▶ _Exercise instructions_
Your task is to transcribe all of the data below exactly, omitting the images.

--- Start of Supplied records ---

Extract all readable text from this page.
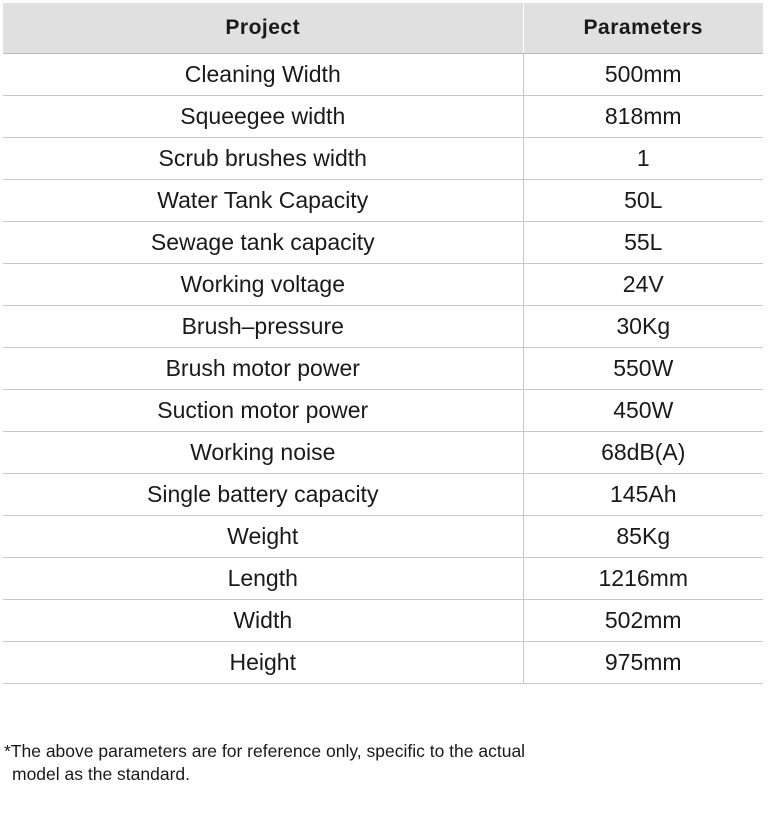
Project	Parameters
Cleaning Width	500mm
Squeegee width	818mm
Scrub brushes width	1
Water Tank Capacity	50L
Sewage tank capacity	55L
Working voltage	24V
Brush–pressure	30Kg
Brush motor power	550W
Suction motor power	450W
Working noise	68dB(A)
Single battery capacity	145Ah
Weight	85Kg
Length	1216mm
Width	502mm
Height	975mm
*The above parameters are for reference only, specific to the actual
model as the standard.
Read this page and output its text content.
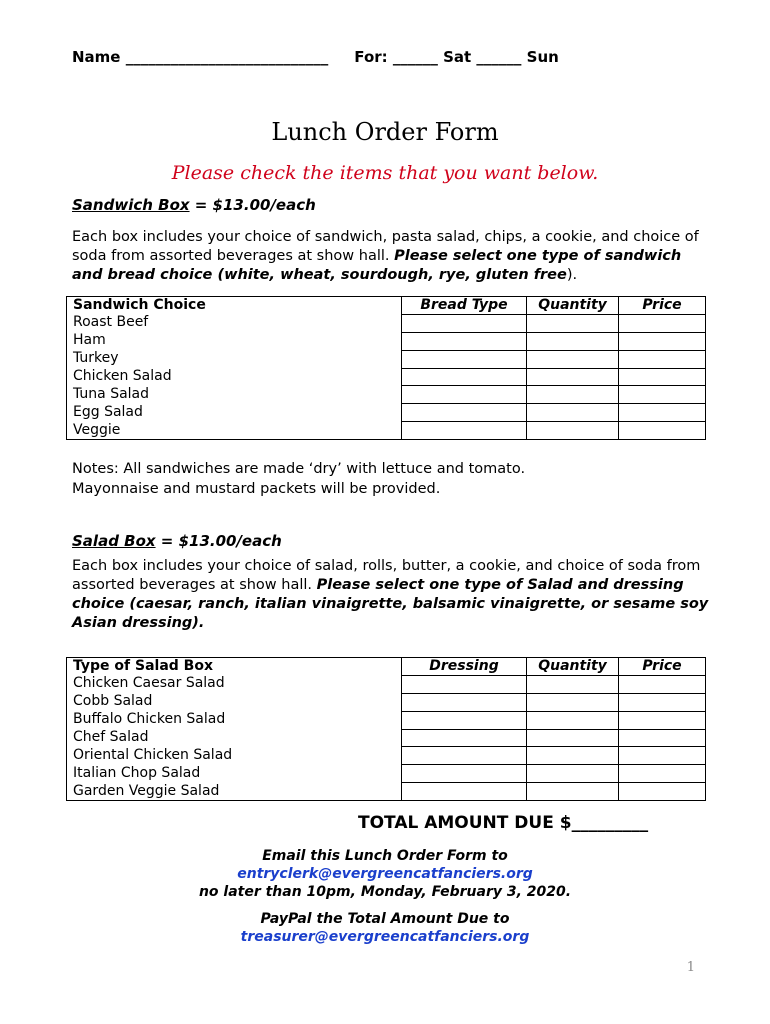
Name ___________________________     For: ______ Sat ______ Sun
Lunch Order Form
Please check the items that you want below.
Sandwich Box = $13.00/each
Each box includes your choice of sandwich, pasta salad, chips, a cookie, and choice of soda from assorted beverages at show hall. Please select one type of sandwich and bread choice (white, wheat, sourdough, rye, gluten free).
Sandwich Choice	Bread Type	Quantity	Price
Roast Beef			
Ham			
Turkey			
Chicken Salad			
Tuna Salad			
Egg Salad			
Veggie			
Notes: All sandwiches are made ‘dry’ with lettuce and tomato.
Mayonnaise and mustard packets will be provided.
Salad Box = $13.00/each
Each box includes your choice of salad, rolls, butter, a cookie, and choice of soda from assorted beverages at show hall. Please select one type of Salad and dressing choice (caesar, ranch, italian vinaigrette, balsamic vinaigrette, or sesame soy Asian dressing).
Type of Salad Box	Dressing	Quantity	Price
Chicken Caesar Salad			
Cobb Salad			
Buffalo Chicken Salad			
Chef Salad			
Oriental Chicken Salad			
Italian Chop Salad			
Garden Veggie Salad			
TOTAL AMOUNT DUE $_________
Email this Lunch Order Form to
entryclerk@evergreencatfanciers.org
no later than 10pm, Monday, February 3, 2020.
PayPal the Total Amount Due to
treasurer@evergreencatfanciers.org
1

--- End of Supplied records ---

▶ _Final answer_
Extract all readable text from this page.
Project	Parameters
Cleaning Width	500mm
Squeegee width	818mm
Scrub brushes width	1
Water Tank Capacity	50L
Sewage tank capacity	55L
Working voltage	24V
Brush–pressure	30Kg
Brush motor power	550W
Suction motor power	450W
Working noise	68dB(A)
Single battery capacity	145Ah
Weight	85Kg
Length	1216mm
Width	502mm
Height	975mm
*The above parameters are for reference only, specific to the actual
model as the standard.
Read this page and output its text content.
Name ___________________________     For: ______ Sat ______ Sun
Lunch Order Form
Please check the items that you want below.
Sandwich Box = $13.00/each
Each box includes your choice of sandwich, pasta salad, chips, a cookie, and choice of soda from assorted beverages at show hall. Please select one type of sandwich and bread choice (white, wheat, sourdough, rye, gluten free).
Sandwich Choice	Bread Type	Quantity	Price
Roast Beef			
Ham			
Turkey			
Chicken Salad			
Tuna Salad			
Egg Salad			
Veggie			
Notes: All sandwiches are made ‘dry’ with lettuce and tomato.
Mayonnaise and mustard packets will be provided.
Salad Box = $13.00/each
Each box includes your choice of salad, rolls, butter, a cookie, and choice of soda from assorted beverages at show hall. Please select one type of Salad and dressing choice (caesar, ranch, italian vinaigrette, balsamic vinaigrette, or sesame soy Asian dressing).
Type of Salad Box	Dressing	Quantity	Price
Chicken Caesar Salad			
Cobb Salad			
Buffalo Chicken Salad			
Chef Salad			
Oriental Chicken Salad			
Italian Chop Salad			
Garden Veggie Salad			
TOTAL AMOUNT DUE $_________
Email this Lunch Order Form to
entryclerk@evergreencatfanciers.org
no later than 10pm, Monday, February 3, 2020.
PayPal the Total Amount Due to
treasurer@evergreencatfanciers.org
1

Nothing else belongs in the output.